**Stated task:** Pick out every line of the records that contains the string "interval", and copy each one in full.

Coordinate annotation records
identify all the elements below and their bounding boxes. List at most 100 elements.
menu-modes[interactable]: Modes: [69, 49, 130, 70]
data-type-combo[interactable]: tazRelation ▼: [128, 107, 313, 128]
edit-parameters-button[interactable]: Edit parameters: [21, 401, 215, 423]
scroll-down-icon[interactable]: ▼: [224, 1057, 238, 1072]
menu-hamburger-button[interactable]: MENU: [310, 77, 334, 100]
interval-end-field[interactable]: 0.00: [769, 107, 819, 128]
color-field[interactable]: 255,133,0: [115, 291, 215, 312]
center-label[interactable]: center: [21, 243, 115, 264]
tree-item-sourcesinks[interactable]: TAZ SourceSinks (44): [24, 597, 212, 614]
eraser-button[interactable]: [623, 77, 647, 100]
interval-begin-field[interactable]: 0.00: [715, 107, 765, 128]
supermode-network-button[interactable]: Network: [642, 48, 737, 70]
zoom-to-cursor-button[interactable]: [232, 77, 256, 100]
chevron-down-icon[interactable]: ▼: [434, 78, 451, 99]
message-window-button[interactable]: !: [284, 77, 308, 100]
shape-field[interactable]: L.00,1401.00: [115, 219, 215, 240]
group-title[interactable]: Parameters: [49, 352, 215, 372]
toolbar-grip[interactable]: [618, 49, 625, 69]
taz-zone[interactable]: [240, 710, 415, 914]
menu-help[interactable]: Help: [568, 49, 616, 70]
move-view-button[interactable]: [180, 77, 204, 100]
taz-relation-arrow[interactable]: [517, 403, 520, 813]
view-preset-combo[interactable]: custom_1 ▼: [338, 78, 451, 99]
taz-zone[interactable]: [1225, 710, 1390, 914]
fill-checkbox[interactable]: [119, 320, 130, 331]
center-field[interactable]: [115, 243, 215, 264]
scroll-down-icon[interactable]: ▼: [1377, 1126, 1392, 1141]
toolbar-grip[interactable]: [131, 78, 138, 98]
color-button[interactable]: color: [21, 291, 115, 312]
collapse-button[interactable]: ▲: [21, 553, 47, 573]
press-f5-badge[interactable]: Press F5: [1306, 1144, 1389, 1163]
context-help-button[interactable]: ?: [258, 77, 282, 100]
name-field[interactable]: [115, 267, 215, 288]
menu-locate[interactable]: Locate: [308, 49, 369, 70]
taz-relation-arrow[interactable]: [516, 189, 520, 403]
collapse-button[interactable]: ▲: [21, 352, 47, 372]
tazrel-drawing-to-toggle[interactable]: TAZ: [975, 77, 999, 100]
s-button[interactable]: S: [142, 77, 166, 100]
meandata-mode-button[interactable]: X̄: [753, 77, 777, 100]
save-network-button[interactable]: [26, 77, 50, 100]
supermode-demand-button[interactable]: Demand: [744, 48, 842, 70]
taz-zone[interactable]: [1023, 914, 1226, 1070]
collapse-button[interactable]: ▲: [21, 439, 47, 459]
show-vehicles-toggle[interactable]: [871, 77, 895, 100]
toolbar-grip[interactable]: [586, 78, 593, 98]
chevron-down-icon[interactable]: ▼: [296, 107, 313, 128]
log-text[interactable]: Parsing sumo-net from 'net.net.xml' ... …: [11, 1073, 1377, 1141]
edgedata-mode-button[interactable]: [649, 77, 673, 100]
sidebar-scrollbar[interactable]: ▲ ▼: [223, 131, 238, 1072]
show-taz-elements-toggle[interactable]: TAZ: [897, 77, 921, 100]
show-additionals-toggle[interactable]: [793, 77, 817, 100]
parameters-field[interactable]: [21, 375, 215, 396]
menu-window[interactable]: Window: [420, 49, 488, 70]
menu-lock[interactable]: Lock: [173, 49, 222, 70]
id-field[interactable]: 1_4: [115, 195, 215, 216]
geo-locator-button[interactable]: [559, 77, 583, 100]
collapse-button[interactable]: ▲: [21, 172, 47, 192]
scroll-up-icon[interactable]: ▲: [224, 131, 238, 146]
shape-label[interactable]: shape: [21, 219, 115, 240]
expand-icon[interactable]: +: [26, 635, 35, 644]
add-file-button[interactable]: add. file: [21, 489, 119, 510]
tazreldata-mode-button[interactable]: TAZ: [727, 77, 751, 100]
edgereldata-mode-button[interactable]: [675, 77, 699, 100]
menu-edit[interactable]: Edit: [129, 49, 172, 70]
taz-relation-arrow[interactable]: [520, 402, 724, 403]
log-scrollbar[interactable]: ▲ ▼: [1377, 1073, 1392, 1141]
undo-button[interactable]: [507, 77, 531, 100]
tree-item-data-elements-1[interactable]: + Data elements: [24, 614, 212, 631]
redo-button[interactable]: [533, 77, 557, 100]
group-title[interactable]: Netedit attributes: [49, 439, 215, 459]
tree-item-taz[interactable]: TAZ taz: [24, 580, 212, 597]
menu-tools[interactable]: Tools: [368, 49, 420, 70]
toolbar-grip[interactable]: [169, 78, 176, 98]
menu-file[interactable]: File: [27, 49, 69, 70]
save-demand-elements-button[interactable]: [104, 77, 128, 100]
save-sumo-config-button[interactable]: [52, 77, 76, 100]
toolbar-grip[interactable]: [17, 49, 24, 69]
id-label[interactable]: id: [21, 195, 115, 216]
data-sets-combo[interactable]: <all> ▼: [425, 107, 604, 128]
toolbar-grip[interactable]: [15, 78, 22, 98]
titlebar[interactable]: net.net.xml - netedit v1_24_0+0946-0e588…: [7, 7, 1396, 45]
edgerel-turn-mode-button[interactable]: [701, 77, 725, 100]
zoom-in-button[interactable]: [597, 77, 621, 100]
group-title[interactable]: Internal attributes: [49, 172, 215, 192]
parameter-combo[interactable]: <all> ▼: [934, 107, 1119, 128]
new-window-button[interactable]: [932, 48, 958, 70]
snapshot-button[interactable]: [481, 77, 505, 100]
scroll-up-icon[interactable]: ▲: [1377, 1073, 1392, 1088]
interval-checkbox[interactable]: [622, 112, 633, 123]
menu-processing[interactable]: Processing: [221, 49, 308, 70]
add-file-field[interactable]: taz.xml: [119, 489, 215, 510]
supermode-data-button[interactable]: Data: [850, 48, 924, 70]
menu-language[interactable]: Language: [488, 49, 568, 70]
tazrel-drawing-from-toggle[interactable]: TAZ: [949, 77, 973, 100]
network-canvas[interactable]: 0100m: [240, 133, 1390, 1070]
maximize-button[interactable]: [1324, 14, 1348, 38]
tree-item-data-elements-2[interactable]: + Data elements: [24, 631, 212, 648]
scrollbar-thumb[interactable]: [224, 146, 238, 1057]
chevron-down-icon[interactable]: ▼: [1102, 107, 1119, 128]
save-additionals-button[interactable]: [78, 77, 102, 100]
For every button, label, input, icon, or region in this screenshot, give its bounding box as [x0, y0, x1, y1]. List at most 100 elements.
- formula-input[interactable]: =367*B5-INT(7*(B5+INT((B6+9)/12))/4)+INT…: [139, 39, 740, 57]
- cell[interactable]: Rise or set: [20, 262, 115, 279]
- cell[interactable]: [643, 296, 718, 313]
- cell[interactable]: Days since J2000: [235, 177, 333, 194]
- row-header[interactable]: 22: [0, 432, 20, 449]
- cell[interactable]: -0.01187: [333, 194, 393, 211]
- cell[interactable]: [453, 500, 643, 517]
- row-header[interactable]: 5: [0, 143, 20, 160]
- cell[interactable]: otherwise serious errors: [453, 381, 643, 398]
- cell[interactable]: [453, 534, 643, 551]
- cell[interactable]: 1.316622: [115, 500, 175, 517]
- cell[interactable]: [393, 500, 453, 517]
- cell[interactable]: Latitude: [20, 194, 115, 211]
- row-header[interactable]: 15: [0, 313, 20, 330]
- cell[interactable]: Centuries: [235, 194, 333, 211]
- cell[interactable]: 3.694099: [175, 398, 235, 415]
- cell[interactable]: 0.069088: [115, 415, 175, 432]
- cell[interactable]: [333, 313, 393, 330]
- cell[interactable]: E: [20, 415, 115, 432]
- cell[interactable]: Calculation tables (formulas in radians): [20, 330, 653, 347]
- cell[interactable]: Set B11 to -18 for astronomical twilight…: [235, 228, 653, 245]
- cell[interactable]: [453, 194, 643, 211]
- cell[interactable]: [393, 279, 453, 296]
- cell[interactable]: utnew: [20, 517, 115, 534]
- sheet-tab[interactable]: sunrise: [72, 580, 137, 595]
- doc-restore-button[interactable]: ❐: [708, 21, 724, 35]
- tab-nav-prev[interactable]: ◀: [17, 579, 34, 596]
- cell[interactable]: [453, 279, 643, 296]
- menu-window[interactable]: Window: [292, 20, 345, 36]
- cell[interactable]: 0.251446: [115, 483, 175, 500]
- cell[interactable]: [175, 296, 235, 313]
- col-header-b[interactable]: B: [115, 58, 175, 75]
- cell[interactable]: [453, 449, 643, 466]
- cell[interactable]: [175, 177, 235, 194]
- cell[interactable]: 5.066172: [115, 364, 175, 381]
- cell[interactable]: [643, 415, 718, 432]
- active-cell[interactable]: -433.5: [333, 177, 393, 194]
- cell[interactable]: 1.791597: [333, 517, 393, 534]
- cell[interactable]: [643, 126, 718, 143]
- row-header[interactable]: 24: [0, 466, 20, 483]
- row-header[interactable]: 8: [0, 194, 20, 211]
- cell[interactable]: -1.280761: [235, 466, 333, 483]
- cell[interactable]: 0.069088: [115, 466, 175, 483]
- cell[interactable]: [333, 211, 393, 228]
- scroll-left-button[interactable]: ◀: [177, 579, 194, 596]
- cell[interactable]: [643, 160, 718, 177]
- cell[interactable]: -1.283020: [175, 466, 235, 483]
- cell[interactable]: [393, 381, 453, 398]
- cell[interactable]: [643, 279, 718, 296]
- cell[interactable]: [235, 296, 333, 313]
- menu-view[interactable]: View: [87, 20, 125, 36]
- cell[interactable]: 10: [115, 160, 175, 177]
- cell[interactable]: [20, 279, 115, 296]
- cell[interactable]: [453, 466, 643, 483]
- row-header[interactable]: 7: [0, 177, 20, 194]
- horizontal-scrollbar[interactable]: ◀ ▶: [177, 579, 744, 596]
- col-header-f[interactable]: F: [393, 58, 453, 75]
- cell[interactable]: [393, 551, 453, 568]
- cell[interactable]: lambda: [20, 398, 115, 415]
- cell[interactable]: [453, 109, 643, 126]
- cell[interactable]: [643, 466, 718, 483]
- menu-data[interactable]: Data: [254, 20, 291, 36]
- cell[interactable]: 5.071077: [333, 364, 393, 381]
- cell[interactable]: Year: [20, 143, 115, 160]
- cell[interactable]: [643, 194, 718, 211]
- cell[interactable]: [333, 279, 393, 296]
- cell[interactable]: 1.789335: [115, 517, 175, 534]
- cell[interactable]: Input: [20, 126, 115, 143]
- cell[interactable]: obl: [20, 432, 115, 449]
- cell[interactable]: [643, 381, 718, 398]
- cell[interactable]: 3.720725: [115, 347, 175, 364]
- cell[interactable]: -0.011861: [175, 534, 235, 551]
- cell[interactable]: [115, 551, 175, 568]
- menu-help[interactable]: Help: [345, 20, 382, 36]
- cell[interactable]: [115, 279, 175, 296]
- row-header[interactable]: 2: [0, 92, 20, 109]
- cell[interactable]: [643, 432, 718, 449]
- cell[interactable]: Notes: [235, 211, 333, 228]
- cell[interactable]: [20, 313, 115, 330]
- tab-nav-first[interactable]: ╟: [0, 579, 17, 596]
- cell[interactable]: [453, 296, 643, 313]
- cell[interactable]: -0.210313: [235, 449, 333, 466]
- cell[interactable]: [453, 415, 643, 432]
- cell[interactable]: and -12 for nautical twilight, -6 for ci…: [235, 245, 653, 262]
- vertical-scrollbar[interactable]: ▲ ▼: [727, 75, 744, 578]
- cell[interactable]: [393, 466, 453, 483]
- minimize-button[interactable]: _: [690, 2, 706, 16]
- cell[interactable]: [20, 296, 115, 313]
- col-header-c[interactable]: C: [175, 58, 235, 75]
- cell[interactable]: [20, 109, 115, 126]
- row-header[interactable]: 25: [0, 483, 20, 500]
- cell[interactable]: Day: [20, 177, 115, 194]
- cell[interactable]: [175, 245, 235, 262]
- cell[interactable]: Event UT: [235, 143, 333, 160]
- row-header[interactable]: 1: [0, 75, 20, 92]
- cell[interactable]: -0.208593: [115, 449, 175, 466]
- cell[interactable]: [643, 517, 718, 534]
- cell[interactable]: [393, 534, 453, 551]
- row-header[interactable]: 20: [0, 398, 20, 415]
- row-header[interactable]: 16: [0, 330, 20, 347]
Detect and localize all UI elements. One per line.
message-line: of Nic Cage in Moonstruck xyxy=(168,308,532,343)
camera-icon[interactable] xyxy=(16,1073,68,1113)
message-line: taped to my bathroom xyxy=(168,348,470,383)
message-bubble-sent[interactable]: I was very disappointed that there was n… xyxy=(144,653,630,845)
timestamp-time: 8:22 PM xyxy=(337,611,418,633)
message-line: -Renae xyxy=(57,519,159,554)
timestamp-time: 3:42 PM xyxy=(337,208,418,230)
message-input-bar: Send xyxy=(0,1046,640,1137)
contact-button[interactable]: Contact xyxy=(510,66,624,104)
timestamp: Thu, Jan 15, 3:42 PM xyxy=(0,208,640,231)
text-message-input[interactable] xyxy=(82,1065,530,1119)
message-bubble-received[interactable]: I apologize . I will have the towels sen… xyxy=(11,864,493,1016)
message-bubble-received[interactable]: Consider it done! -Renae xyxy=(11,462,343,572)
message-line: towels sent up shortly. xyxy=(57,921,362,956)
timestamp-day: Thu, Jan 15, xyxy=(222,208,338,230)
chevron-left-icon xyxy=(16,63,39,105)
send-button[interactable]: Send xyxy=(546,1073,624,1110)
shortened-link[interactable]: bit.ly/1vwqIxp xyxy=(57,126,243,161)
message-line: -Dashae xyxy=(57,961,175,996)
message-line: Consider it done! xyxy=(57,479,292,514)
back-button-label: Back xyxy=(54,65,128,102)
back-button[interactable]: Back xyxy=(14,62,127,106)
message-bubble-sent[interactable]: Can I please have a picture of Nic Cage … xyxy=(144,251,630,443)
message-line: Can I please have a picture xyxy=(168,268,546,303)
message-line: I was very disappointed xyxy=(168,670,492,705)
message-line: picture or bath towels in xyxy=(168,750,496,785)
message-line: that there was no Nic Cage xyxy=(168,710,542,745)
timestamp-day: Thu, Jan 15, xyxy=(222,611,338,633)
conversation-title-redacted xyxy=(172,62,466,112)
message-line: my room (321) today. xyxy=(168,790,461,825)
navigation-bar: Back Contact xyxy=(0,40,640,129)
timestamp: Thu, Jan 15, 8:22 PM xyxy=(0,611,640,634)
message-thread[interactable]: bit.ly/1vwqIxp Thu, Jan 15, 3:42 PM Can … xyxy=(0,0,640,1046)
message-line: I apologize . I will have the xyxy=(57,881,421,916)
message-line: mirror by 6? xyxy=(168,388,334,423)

**Task response:**
interval-end-field[interactable]: 0.00: [769, 107, 819, 128]
interval-begin-field[interactable]: 0.00: [715, 107, 765, 128]
interval-checkbox[interactable]: [622, 112, 633, 123]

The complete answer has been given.